Given instruction
Find all the lines with "text" and gather them.

Given data
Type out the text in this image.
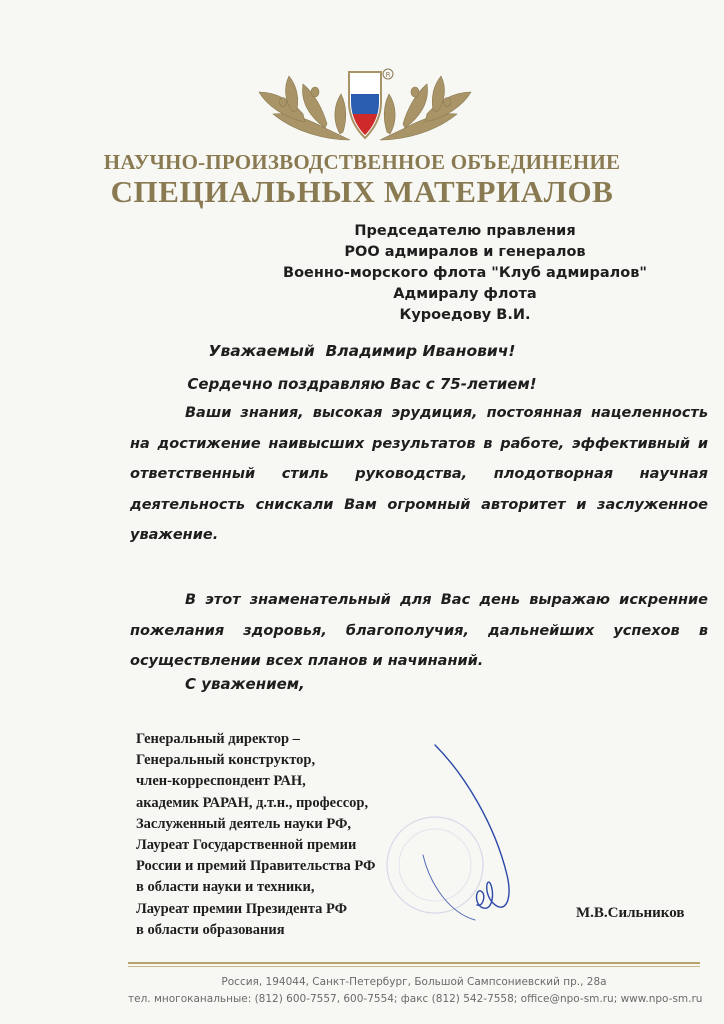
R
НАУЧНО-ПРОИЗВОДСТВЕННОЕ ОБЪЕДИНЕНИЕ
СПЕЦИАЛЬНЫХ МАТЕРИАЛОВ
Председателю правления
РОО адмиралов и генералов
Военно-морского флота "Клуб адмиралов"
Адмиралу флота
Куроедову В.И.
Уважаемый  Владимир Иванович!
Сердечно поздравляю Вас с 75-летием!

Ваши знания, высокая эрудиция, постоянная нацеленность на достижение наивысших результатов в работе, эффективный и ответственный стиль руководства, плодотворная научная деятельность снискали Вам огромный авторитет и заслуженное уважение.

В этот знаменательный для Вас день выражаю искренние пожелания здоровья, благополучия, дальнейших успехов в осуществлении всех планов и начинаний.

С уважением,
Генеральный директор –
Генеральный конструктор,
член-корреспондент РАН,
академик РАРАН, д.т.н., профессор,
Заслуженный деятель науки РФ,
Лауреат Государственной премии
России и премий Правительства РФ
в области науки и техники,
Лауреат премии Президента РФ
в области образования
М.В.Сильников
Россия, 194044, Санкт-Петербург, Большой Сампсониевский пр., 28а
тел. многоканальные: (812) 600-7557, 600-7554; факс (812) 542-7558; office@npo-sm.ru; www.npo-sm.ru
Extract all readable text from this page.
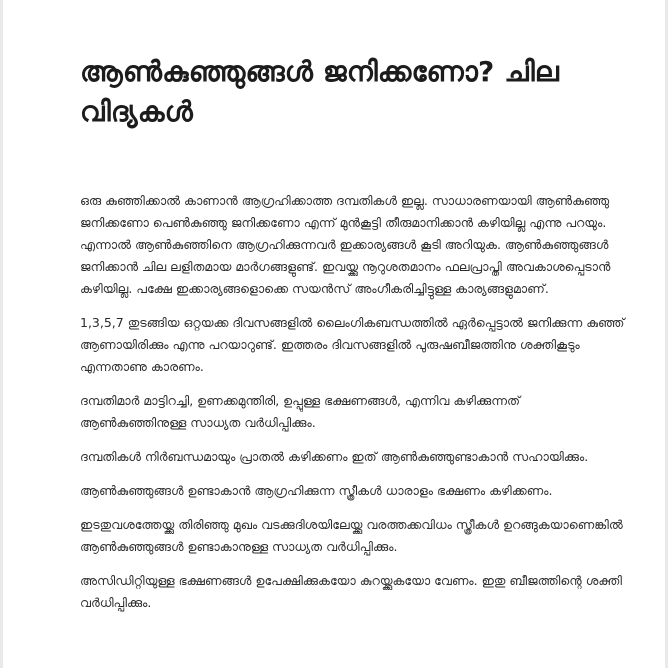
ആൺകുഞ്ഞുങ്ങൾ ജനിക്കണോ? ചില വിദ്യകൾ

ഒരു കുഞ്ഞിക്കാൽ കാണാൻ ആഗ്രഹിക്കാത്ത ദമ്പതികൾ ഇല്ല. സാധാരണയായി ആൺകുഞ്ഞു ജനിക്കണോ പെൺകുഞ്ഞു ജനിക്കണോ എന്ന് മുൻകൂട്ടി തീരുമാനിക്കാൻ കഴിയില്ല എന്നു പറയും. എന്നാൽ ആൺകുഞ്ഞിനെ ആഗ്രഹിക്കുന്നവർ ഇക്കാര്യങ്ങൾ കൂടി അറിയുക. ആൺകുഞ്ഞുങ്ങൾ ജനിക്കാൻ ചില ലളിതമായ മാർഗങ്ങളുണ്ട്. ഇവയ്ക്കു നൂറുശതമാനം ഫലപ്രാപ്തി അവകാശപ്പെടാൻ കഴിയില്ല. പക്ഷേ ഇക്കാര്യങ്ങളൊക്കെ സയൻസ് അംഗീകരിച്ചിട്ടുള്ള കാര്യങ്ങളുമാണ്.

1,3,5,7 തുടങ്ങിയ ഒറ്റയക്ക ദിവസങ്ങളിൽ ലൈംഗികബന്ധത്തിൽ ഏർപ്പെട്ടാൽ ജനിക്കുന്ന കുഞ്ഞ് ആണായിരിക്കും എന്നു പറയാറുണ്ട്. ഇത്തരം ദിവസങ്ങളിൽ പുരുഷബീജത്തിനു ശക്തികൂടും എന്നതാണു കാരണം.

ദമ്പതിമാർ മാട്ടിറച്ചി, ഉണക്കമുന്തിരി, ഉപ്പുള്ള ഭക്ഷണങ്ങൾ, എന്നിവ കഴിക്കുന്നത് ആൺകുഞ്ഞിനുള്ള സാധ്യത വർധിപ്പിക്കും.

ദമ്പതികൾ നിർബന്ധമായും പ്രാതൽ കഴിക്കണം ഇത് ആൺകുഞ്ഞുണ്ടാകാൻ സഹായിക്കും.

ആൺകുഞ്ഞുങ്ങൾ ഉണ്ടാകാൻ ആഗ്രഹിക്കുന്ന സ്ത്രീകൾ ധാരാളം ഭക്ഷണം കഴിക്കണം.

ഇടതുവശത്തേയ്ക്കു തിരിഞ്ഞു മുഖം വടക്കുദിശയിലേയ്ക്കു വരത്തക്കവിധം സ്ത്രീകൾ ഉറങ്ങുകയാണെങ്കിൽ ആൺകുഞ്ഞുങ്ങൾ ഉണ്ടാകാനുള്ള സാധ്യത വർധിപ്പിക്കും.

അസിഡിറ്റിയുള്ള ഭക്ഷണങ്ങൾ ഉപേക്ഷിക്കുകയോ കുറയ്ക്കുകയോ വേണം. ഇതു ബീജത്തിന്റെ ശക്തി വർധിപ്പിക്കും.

Reply to the exercise
Type out the text in this image.
Extract all readable text from this page.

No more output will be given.